-- START OF Entries supplied --

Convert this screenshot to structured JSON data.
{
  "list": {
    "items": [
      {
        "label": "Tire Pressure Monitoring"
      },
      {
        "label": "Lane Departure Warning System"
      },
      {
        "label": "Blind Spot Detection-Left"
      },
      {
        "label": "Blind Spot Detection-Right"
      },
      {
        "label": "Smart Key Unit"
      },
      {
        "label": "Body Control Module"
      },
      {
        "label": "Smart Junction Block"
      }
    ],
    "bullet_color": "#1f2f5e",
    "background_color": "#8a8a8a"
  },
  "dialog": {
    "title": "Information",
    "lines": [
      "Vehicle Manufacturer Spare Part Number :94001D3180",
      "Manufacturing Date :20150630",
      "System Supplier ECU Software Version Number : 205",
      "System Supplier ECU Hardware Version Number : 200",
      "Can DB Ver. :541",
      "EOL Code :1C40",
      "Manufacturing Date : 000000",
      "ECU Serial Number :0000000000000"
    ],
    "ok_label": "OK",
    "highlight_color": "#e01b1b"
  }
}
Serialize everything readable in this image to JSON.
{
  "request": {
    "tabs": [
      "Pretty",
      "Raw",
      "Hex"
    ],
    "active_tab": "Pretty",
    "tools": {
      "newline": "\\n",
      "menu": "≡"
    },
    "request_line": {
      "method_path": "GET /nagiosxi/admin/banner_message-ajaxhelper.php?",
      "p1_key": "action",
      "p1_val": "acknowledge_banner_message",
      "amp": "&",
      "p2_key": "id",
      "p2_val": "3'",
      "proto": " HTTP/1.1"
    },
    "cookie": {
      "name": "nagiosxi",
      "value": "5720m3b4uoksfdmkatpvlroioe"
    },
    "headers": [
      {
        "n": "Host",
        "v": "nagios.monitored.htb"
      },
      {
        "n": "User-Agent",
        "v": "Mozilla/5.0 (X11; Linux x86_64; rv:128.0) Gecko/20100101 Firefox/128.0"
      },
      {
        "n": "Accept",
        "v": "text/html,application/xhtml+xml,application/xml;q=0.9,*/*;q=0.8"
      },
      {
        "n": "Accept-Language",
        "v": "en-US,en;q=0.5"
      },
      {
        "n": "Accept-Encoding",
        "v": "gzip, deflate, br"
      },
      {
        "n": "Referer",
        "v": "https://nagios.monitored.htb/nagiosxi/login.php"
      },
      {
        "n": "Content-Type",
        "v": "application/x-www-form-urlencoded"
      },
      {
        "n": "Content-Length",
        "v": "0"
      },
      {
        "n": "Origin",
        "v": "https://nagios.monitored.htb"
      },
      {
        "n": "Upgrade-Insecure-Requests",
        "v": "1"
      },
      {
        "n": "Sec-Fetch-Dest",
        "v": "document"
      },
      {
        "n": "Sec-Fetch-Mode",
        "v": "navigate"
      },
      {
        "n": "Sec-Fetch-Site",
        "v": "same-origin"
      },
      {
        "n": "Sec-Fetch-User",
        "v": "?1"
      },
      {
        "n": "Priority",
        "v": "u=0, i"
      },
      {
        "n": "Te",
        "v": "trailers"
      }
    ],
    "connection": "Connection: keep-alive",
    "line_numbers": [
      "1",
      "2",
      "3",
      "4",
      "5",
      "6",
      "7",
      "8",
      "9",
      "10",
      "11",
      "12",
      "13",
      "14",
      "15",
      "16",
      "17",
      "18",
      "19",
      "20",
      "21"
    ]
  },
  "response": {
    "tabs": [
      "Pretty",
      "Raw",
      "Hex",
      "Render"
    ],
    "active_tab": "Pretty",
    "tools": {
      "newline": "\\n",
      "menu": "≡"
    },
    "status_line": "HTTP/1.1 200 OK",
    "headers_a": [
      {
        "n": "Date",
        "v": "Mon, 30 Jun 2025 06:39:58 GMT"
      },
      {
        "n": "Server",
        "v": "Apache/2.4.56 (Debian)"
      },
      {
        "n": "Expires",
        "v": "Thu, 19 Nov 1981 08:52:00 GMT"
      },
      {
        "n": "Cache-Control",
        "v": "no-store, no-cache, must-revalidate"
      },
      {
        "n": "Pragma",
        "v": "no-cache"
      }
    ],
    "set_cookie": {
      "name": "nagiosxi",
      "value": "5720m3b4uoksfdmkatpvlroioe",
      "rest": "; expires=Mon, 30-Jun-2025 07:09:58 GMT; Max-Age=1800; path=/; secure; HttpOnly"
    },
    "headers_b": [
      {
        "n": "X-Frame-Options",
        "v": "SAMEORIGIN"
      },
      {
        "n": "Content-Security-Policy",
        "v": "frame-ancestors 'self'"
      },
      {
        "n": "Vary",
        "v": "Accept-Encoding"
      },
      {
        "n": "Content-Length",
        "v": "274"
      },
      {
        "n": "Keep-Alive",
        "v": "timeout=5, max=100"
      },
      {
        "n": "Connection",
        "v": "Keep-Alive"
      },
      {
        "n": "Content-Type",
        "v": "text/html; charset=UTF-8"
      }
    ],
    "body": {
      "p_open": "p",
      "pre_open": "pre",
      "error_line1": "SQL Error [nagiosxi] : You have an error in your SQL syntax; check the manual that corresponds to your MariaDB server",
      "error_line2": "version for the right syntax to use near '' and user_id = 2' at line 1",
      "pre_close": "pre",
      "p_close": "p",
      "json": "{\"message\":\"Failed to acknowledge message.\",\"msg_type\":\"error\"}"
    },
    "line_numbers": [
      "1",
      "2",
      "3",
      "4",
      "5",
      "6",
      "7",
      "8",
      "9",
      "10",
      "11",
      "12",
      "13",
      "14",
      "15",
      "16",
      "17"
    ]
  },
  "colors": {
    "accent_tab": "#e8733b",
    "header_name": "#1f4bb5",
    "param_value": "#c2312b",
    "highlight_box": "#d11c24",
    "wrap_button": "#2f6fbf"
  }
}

-- END OF Entries supplied --

- _What is expected_:
Wherever "text" shows up in a line, copy that line.

- _Result for this task_:
        "v": "text/html,application/xhtml+xml,application/xml;q=0.9,*/*;q=0.8"
        "v": "text/html; charset=UTF-8"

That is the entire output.